■ **Work to complete**: Return the part of the material that opens with the line containing "word-icon-doc-lines — [178, 78, 206, 150]" and closes with the line containing "word-icon-panel: W — [106, 68, 182, 159]", copying each line exactly, both ends included.
━━ Task inputs
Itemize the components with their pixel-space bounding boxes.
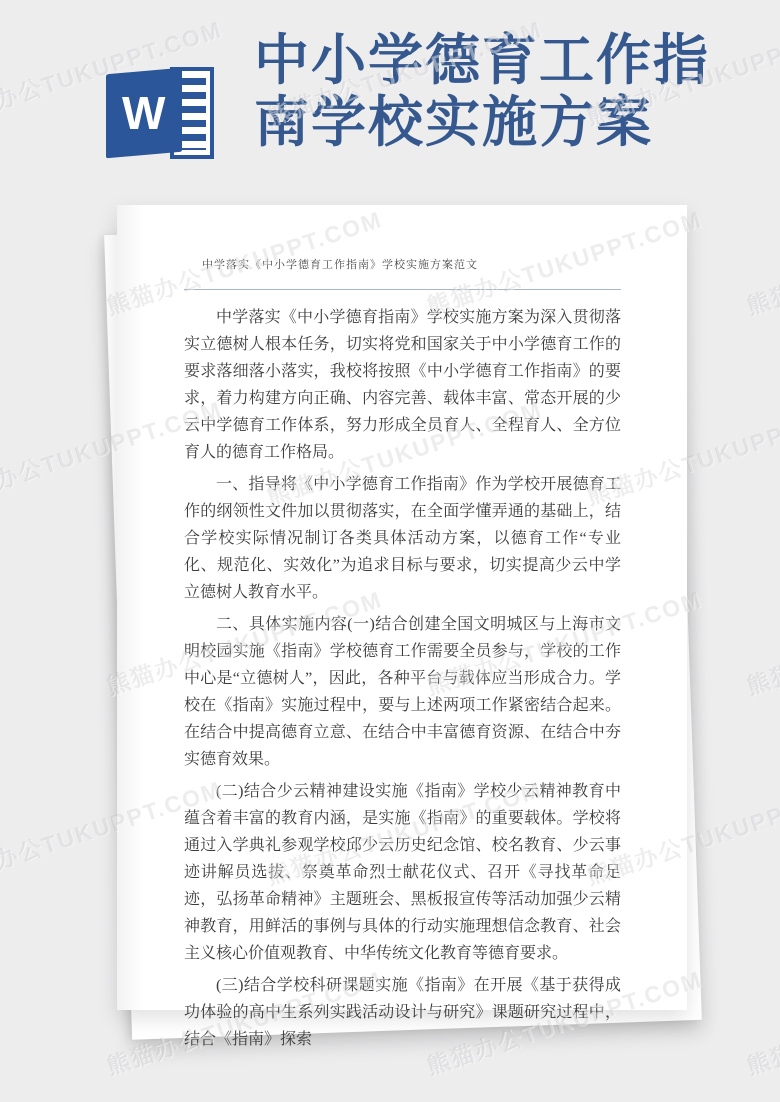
word-icon-doc-lines — [178, 78, 206, 150]
document-divider — [184, 289, 621, 290]
document-paragraph: 中学落实《中小学德育指南》学校实施方案为深入贯彻落实立德树人根本任务，切实将党和… — [184, 304, 621, 466]
page-title: 中小学德育工作指南学校实施方案 — [254, 30, 724, 154]
page-root: 中学落实《中小学德育工作指南》学校实施方案范文 中学落实《中小学德育指南》学校实… — [0, 0, 780, 1102]
word-icon-letter: W — [122, 90, 165, 136]
page-title-line: 中小学德育工作指 — [254, 30, 724, 92]
word-icon: W — [106, 62, 216, 164]
document-page: 中学落实《中小学德育工作指南》学校实施方案范文 中学落实《中小学德育指南》学校实… — [117, 205, 687, 1010]
header: W 中小学德育工作指南学校实施方案 — [0, 0, 780, 190]
watermark-text: 熊猫办公TUKUPPT.COM — [742, 581, 780, 701]
document-paragraph: 二、具体实施内容(一)结合创建全国文明城区与上海市文明校园实施《指南》学校德育工… — [184, 611, 621, 773]
document-header-text: 中学落实《中小学德育工作指南》学校实施方案范文 — [202, 256, 478, 272]
page-title-line: 南学校实施方案 — [254, 92, 724, 154]
document-paragraph: (三)结合学校科研课题实施《指南》在开展《基于获得成功体验的高中生系列实践活动设… — [184, 972, 621, 1053]
document-body: 中学落实《中小学德育指南》学校实施方案为深入贯彻落实立德树人根本任务，切实将党和… — [184, 304, 621, 1058]
document-paragraph: (二)结合少云精神建设实施《指南》学校少云精神教育中蕴含着丰富的教育内涵，是实施… — [184, 778, 621, 967]
word-icon-panel: W — [106, 68, 182, 159]
document-paragraph: 一、指导将《中小学德育工作指南》作为学校开展德育工作的纲领性文件加以贯彻落实，在… — [184, 471, 621, 606]
watermark-text: 熊猫办公TUKUPPT.COM — [742, 961, 780, 1081]
watermark-text: 熊猫办公TUKUPPT.COM — [742, 201, 780, 321]
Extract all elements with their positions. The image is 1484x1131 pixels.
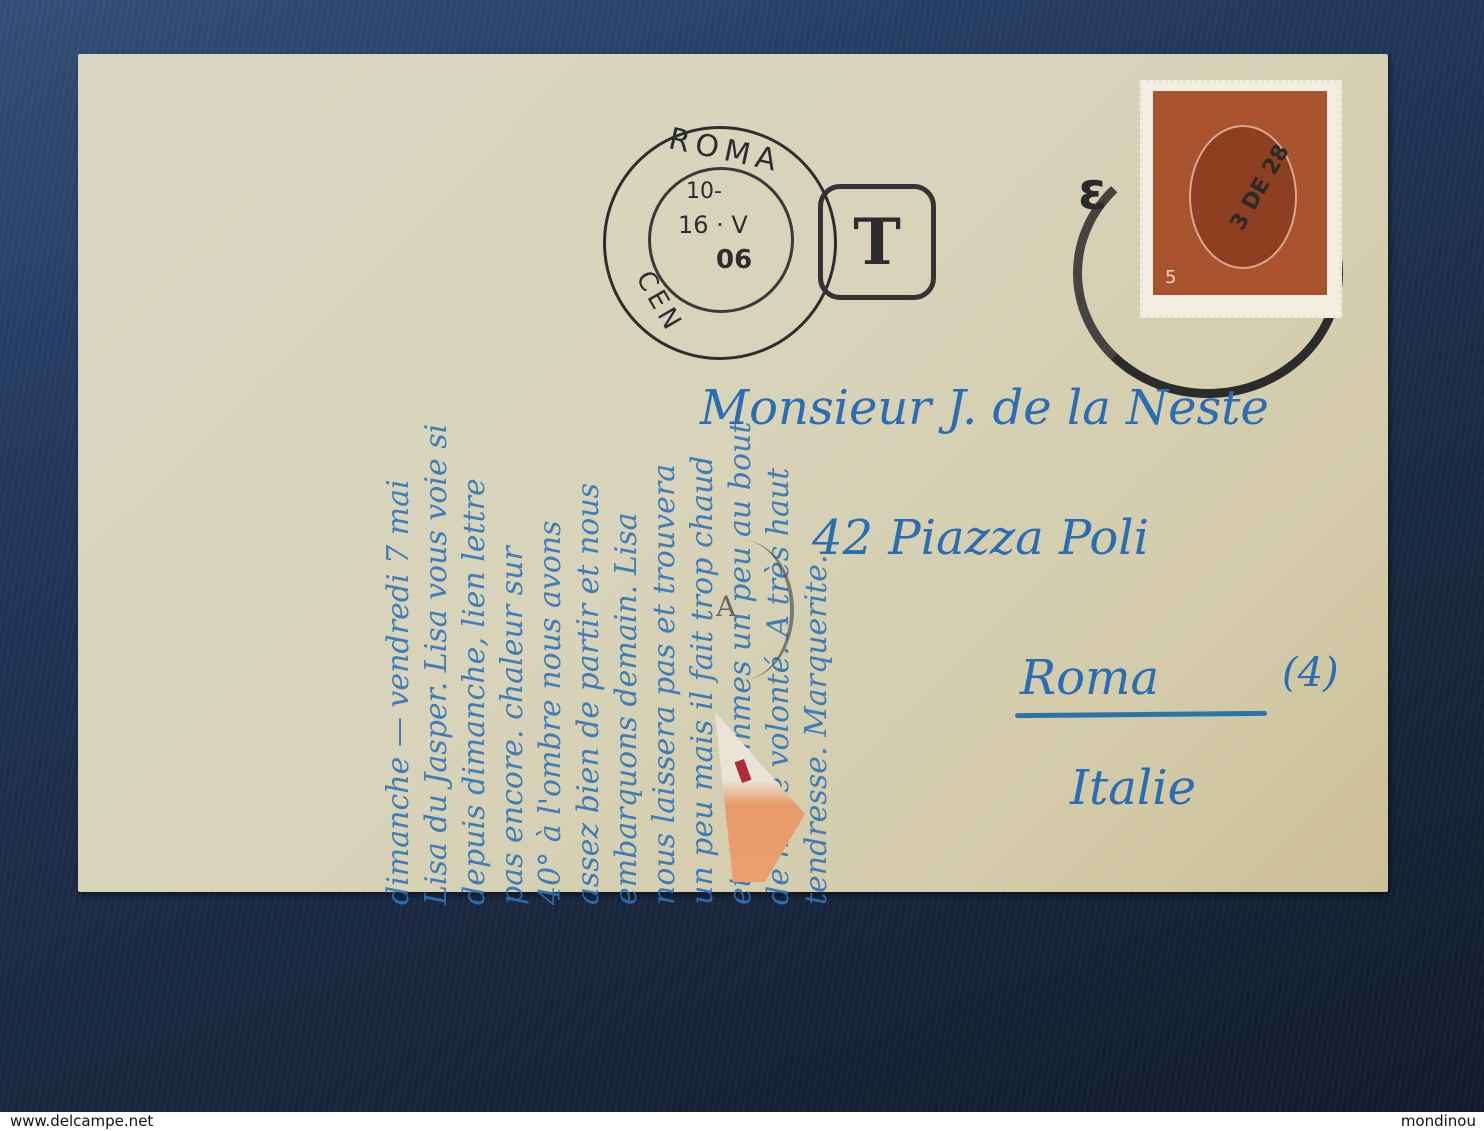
━━━━
■ **Finished task**:
word-icon-doc-lines — [178, 78, 206, 150]
document-divider — [184, 289, 621, 290]
document-paragraph: 中学落实《中小学德育指南》学校实施方案为深入贯彻落实立德树人根本任务，切实将党和… — [184, 304, 621, 466]
page-title: 中小学德育工作指南学校实施方案 — [254, 30, 724, 154]
page-root: 中学落实《中小学德育工作指南》学校实施方案范文 中学落实《中小学德育指南》学校实… — [0, 0, 780, 1102]
word-icon-letter: W — [122, 90, 165, 136]
page-title-line: 中小学德育工作指 — [254, 30, 724, 92]
word-icon: W — [106, 62, 216, 164]
document-page: 中学落实《中小学德育工作指南》学校实施方案范文 中学落实《中小学德育指南》学校实… — [117, 205, 687, 1010]
header: W 中小学德育工作指南学校实施方案 — [0, 0, 780, 190]
watermark-text: 熊猫办公TUKUPPT.COM — [742, 581, 780, 701]
document-paragraph: 二、具体实施内容(一)结合创建全国文明城区与上海市文明校园实施《指南》学校德育工… — [184, 611, 621, 773]
document-header-text: 中学落实《中小学德育工作指南》学校实施方案范文 — [202, 256, 478, 272]
page-title-line: 南学校实施方案 — [254, 92, 724, 154]
document-paragraph: (三)结合学校科研课题实施《指南》在开展《基于获得成功体验的高中生系列实践活动设… — [184, 972, 621, 1053]
document-body: 中学落实《中小学德育指南》学校实施方案为深入贯彻落实立德树人根本任务，切实将党和… — [184, 304, 621, 1058]
document-paragraph: (二)结合少云精神建设实施《指南》学校少云精神教育中蕴含着丰富的教育内涵，是实施… — [184, 778, 621, 967]
word-icon-panel: W — [106, 68, 182, 159]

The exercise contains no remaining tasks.